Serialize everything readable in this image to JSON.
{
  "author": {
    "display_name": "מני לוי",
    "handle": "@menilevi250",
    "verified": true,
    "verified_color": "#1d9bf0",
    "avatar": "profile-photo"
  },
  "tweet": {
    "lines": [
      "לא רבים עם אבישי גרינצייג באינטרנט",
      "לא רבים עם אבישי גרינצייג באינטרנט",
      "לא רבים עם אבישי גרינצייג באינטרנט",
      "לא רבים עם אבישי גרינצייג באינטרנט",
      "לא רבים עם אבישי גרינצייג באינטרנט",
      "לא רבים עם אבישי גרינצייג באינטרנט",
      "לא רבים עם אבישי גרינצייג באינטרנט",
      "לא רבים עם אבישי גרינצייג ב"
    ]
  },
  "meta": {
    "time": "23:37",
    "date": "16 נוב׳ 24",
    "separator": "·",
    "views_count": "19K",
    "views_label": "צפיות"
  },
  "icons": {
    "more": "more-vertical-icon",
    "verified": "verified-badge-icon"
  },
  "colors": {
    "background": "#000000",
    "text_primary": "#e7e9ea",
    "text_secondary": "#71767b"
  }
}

══════════

GOAL: Each line of the material should be duplicated exactly, please.

ANSWER TO THIS TASK:
Serialize everything readable in this image to JSON.
{
  "author": {
    "display_name": "מני לוי",
    "handle": "@menilevi250",
    "verified": true,
    "verified_color": "#1d9bf0",
    "avatar": "profile-photo"
  },
  "tweet": {
    "lines": [
      "לא רבים עם אבישי גרינצייג באינטרנט",
      "לא רבים עם אבישי גרינצייג באינטרנט",
      "לא רבים עם אבישי גרינצייג באינטרנט",
      "לא רבים עם אבישי גרינצייג באינטרנט",
      "לא רבים עם אבישי גרינצייג באינטרנט",
      "לא רבים עם אבישי גרינצייג באינטרנט",
      "לא רבים עם אבישי גרינצייג באינטרנט",
      "לא רבים עם אבישי גרינצייג ב"
    ]
  },
  "meta": {
    "time": "23:37",
    "date": "16 נוב׳ 24",
    "separator": "·",
    "views_count": "19K",
    "views_label": "צפיות"
  },
  "icons": {
    "more": "more-vertical-icon",
    "verified": "verified-badge-icon"
  },
  "colors": {
    "background": "#000000",
    "text_primary": "#e7e9ea",
    "text_secondary": "#71767b"
  }
}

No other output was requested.